Task to complete: Return each line of the listing that contains the string "TENDENZA".
^^^^^^^^^^^^^^^^
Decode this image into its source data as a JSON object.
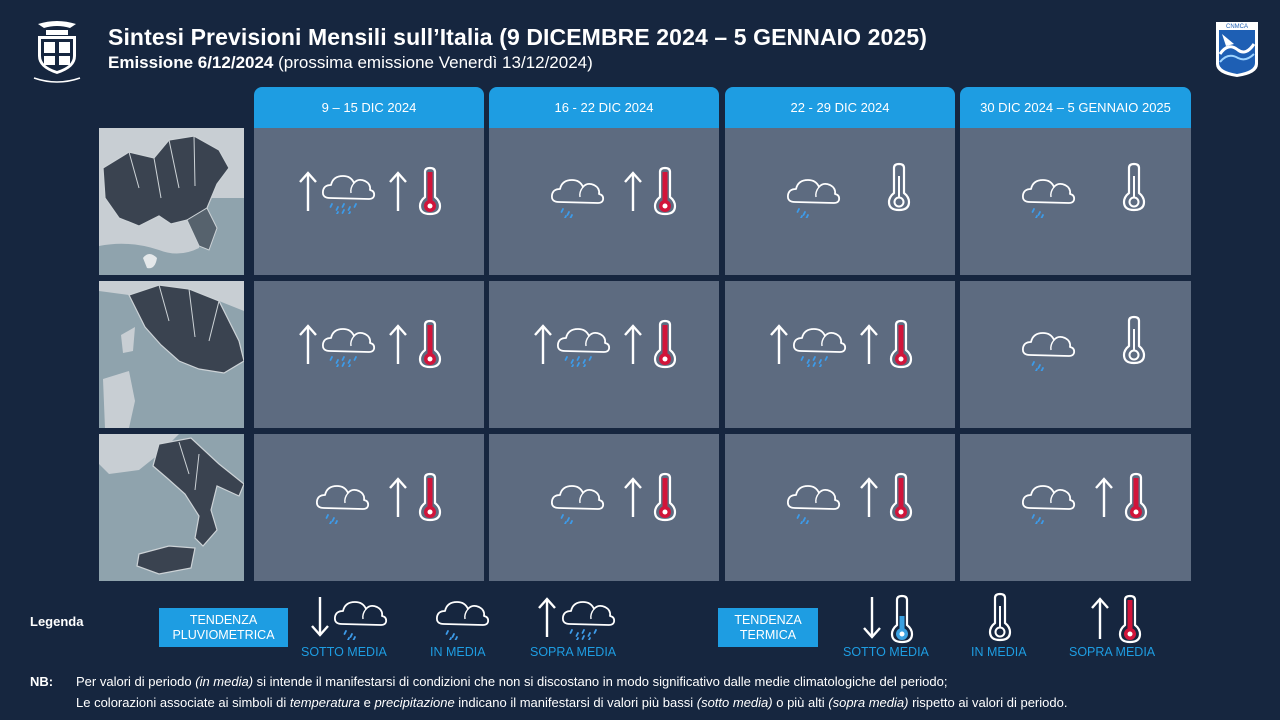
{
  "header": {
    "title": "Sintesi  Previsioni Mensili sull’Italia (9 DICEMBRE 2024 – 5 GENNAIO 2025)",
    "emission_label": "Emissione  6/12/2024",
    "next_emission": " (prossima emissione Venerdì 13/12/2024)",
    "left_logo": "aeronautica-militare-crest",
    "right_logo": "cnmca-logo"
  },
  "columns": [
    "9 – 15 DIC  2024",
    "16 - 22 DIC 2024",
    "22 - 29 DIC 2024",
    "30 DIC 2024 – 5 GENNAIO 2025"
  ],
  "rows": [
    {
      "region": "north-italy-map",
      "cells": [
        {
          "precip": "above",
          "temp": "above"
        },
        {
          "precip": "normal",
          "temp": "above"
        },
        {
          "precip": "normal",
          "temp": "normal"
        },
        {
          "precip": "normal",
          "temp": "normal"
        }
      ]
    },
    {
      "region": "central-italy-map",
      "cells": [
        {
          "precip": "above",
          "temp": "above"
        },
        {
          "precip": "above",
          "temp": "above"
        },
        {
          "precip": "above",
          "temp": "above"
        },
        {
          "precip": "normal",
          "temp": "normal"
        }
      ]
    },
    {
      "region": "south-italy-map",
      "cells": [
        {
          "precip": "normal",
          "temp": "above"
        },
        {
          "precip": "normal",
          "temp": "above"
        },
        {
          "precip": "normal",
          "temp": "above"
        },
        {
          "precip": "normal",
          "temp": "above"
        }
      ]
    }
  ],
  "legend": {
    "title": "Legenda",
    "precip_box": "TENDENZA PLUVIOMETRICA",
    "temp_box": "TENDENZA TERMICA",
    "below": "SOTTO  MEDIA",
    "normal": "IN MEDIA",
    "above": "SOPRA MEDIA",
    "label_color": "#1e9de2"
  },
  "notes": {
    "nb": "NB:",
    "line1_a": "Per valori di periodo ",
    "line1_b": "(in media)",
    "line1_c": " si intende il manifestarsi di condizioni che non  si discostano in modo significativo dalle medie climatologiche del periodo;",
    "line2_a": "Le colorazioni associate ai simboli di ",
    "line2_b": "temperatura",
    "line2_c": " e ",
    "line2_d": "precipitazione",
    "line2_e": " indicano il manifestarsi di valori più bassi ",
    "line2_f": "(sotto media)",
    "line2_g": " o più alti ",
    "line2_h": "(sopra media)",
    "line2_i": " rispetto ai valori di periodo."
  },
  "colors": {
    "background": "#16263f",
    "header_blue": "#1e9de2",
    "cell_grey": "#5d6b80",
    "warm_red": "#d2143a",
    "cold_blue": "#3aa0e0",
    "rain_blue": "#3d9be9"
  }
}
^^^^^^^^^^^^^^^^
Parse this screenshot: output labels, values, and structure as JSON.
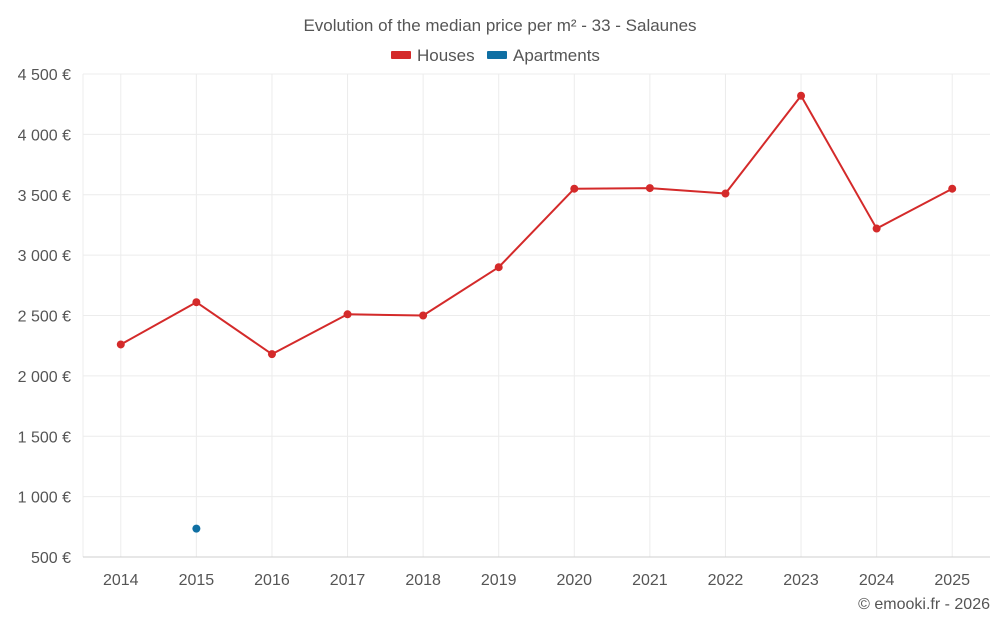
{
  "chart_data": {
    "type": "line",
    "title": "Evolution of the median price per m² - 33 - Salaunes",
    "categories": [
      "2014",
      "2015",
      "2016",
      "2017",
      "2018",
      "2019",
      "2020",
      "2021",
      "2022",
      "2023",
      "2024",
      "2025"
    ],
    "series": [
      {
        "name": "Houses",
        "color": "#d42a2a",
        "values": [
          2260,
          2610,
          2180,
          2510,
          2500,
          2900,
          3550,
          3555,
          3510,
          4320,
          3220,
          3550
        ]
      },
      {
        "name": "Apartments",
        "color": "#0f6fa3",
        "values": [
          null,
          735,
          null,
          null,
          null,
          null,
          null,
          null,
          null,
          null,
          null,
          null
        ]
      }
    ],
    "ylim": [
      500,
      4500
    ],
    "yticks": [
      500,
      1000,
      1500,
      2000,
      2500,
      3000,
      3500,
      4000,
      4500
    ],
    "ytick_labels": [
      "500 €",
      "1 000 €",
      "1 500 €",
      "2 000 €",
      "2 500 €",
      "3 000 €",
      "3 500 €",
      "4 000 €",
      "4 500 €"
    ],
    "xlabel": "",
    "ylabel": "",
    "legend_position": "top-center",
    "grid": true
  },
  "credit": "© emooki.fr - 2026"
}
^^^^^^^^^^^^^^^^
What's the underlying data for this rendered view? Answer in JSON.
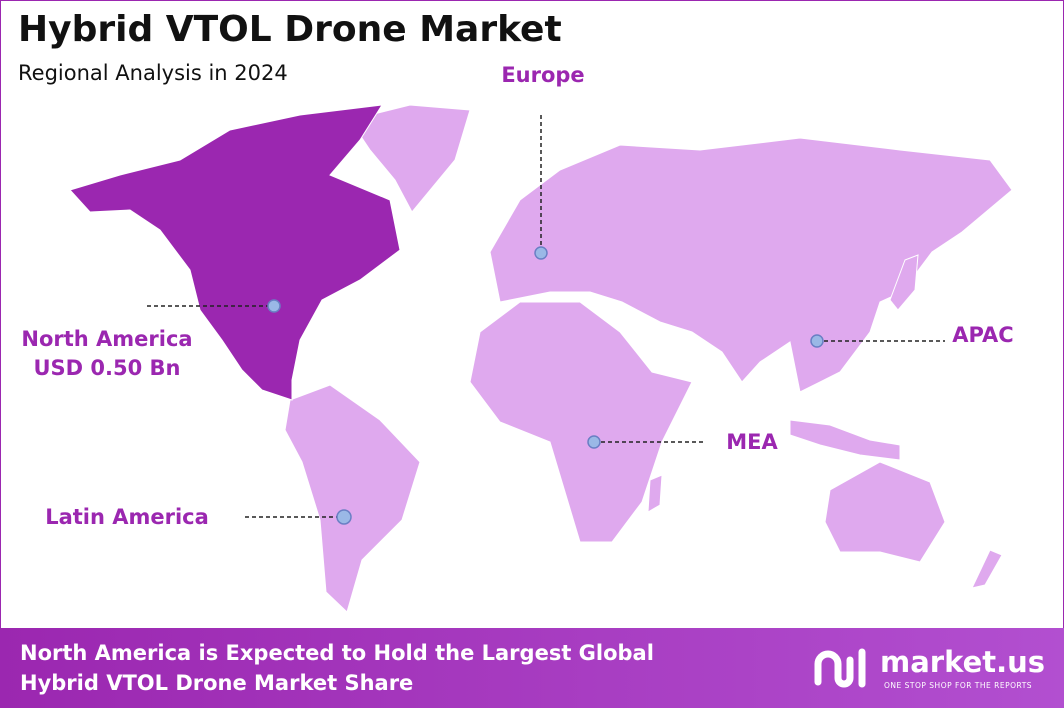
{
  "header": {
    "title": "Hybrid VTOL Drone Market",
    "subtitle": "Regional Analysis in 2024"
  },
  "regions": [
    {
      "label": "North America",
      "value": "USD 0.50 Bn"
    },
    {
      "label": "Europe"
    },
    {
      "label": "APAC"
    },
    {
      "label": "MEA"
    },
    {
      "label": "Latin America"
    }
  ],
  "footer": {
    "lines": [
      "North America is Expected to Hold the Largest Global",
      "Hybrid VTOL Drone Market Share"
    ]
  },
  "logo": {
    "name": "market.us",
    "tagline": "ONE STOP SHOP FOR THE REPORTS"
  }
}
^^^^^^^^^^^^^^^^
Result for this task:
    "precip_box": "TENDENZA PLUVIOMETRICA",
    "temp_box": "TENDENZA TERMICA",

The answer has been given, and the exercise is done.